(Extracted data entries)
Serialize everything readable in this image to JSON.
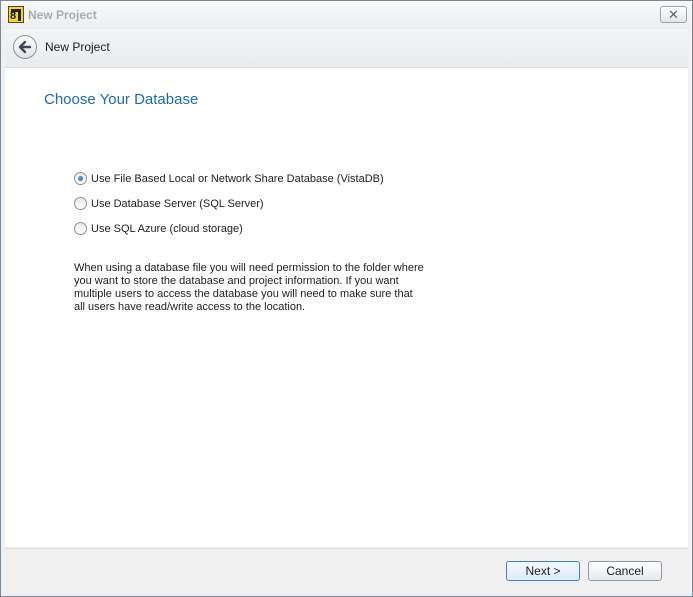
{
  "window": {
    "title": "New Project",
    "close_glyph": "✕",
    "app_icon_text": "8"
  },
  "nav": {
    "back_icon": "back-arrow-icon",
    "title": "New Project"
  },
  "page": {
    "heading": "Choose Your Database",
    "options": [
      {
        "label": "Use File Based Local or Network Share Database (VistaDB)",
        "checked": true
      },
      {
        "label": "Use Database Server (SQL Server)",
        "checked": false
      },
      {
        "label": "Use SQL Azure (cloud storage)",
        "checked": false
      }
    ],
    "info_lines": [
      "When using a database file you will need permission to the folder where",
      "you want to store the database and project information. If you want",
      "multiple users to access the database you will need to make sure that",
      "all users have read/write access to the location."
    ]
  },
  "footer": {
    "next_label": "Next >",
    "cancel_label": "Cancel"
  },
  "colors": {
    "heading": "#1f6aa8",
    "title_text": "#a7acb2",
    "radio_checked": "#2b5c99"
  }
}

PROBLEM
Return the whole listing, word for word, and leave out every picture.

EXERCISE SOLUTION
Serialize everything readable in this image to JSON.
{
  "window": {
    "title": "New Project",
    "close_glyph": "✕",
    "app_icon_text": "8"
  },
  "nav": {
    "back_icon": "back-arrow-icon",
    "title": "New Project"
  },
  "page": {
    "heading": "Choose Your Database",
    "options": [
      {
        "label": "Use File Based Local or Network Share Database (VistaDB)",
        "checked": true
      },
      {
        "label": "Use Database Server (SQL Server)",
        "checked": false
      },
      {
        "label": "Use SQL Azure (cloud storage)",
        "checked": false
      }
    ],
    "info_lines": [
      "When using a database file you will need permission to the folder where",
      "you want to store the database and project information. If you want",
      "multiple users to access the database you will need to make sure that",
      "all users have read/write access to the location."
    ]
  },
  "footer": {
    "next_label": "Next >",
    "cancel_label": "Cancel"
  },
  "colors": {
    "heading": "#1f6aa8",
    "title_text": "#a7acb2",
    "radio_checked": "#2b5c99"
  }
}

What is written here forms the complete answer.